Check every line of the material below for the string "Google", and return the ones that have it.

**RECORDS SHOWN**
"""

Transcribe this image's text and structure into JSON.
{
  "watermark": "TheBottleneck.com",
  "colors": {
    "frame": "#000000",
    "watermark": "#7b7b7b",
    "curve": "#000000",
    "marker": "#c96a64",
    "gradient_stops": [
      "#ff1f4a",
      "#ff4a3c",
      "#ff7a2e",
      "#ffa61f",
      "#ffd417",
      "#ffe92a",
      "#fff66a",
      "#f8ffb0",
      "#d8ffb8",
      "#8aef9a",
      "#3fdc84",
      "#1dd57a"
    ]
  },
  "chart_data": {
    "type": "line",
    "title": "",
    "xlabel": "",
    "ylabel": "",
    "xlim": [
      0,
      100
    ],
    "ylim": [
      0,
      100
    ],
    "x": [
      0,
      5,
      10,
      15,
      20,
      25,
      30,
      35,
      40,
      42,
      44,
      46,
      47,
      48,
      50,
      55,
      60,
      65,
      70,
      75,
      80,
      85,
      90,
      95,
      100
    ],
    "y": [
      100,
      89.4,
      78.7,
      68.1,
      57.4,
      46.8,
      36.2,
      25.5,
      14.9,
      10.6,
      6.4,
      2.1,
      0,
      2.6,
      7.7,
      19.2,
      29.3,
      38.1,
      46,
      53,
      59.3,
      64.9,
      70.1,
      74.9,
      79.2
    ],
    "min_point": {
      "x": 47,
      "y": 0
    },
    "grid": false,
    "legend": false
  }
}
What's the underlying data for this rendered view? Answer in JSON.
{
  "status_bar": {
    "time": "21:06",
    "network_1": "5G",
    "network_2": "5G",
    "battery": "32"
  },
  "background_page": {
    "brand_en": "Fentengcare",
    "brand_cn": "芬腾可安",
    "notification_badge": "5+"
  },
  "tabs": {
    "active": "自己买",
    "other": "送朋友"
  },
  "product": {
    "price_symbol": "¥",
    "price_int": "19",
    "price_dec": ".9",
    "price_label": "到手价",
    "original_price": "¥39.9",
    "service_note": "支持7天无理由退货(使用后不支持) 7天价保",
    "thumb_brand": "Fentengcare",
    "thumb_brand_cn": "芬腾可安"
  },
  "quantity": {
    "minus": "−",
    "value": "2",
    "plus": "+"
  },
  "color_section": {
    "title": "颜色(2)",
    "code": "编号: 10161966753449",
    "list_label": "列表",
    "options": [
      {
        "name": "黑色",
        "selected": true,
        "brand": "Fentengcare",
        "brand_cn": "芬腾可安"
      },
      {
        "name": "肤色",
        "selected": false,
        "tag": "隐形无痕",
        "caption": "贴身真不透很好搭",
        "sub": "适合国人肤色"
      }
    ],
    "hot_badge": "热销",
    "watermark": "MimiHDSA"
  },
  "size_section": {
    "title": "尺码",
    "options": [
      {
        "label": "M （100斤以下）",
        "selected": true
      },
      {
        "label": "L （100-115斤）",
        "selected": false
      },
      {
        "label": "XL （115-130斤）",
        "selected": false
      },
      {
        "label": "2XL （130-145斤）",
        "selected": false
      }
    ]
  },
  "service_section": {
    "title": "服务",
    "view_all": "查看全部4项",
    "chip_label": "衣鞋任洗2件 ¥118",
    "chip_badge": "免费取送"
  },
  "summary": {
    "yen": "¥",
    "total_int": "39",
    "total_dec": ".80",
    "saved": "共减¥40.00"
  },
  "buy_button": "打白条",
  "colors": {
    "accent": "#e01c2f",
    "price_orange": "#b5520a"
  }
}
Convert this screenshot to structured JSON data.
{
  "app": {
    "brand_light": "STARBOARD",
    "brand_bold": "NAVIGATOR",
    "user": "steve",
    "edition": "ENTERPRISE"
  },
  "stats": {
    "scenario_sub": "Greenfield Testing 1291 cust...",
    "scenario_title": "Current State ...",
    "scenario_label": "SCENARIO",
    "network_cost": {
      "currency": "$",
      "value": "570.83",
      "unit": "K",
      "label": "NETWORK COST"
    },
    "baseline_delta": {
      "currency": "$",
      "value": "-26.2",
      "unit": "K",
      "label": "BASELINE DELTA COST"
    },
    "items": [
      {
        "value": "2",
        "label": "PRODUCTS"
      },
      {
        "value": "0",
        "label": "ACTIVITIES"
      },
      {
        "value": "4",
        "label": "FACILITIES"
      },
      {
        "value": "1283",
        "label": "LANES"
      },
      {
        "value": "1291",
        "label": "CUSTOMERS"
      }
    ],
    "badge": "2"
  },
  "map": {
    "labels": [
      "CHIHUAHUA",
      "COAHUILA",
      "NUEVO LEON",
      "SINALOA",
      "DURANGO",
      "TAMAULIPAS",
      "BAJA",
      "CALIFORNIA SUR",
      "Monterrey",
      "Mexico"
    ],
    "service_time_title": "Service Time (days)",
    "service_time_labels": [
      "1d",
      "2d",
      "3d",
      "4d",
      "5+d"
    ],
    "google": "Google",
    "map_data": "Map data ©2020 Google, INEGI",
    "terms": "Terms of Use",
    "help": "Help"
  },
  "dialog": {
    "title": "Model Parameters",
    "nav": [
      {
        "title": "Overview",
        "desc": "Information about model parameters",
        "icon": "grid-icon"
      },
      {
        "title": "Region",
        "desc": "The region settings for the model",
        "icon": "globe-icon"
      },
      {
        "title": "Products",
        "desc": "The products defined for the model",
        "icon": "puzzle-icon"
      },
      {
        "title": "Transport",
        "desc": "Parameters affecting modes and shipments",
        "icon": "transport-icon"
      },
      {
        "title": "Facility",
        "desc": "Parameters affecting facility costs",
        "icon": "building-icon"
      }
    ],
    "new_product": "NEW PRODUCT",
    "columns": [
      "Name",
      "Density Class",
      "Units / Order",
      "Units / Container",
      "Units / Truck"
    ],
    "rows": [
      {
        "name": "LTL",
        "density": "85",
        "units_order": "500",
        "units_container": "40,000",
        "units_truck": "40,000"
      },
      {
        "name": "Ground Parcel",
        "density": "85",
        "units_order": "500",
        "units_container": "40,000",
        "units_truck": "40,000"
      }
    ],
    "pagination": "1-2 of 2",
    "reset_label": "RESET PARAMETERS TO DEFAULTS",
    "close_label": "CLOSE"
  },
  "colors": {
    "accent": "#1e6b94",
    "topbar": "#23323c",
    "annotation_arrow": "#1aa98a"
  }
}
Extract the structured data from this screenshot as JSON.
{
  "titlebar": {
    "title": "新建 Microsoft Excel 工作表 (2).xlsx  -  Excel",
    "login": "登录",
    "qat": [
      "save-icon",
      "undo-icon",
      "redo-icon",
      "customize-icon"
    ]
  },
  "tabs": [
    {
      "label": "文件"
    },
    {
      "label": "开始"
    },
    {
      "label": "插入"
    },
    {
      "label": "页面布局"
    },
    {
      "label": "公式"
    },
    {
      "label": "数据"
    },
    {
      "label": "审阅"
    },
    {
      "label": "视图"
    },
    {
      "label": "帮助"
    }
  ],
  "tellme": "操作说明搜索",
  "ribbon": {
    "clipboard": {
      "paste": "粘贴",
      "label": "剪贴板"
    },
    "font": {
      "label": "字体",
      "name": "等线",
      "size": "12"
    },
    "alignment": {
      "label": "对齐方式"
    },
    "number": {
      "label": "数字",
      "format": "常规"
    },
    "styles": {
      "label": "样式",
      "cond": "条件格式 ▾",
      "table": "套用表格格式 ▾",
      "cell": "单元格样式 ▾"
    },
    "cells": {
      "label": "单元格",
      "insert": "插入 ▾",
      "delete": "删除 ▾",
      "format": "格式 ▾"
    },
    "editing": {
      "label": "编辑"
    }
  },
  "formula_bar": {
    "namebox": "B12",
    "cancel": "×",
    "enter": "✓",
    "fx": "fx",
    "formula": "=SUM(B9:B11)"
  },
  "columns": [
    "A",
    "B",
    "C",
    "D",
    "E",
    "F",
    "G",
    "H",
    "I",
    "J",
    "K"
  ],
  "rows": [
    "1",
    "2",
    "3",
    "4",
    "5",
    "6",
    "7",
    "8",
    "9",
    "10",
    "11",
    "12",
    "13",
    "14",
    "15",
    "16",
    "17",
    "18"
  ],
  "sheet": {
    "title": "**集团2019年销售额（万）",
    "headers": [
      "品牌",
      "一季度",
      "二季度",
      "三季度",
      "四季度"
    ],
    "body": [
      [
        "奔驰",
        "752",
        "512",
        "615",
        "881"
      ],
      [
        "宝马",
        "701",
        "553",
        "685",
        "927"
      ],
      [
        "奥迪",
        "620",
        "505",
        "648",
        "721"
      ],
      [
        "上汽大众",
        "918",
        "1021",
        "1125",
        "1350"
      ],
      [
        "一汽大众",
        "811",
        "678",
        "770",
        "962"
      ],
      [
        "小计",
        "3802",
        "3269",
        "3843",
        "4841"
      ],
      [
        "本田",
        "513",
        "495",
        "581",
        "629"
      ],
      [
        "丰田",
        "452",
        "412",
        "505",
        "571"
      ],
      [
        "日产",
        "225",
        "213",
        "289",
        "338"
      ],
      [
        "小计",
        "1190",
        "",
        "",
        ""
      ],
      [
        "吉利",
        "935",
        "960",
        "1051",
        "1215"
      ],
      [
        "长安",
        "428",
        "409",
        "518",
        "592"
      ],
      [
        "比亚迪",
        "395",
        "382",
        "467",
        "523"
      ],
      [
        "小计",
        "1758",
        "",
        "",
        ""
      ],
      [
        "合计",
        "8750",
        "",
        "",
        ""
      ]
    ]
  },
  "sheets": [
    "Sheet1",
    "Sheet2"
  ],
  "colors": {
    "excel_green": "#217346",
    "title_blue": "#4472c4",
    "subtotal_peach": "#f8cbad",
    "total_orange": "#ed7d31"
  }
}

"""

**REPLY**
    "google": "Google",
    "map_data": "Map data ©2020 Google, INEGI",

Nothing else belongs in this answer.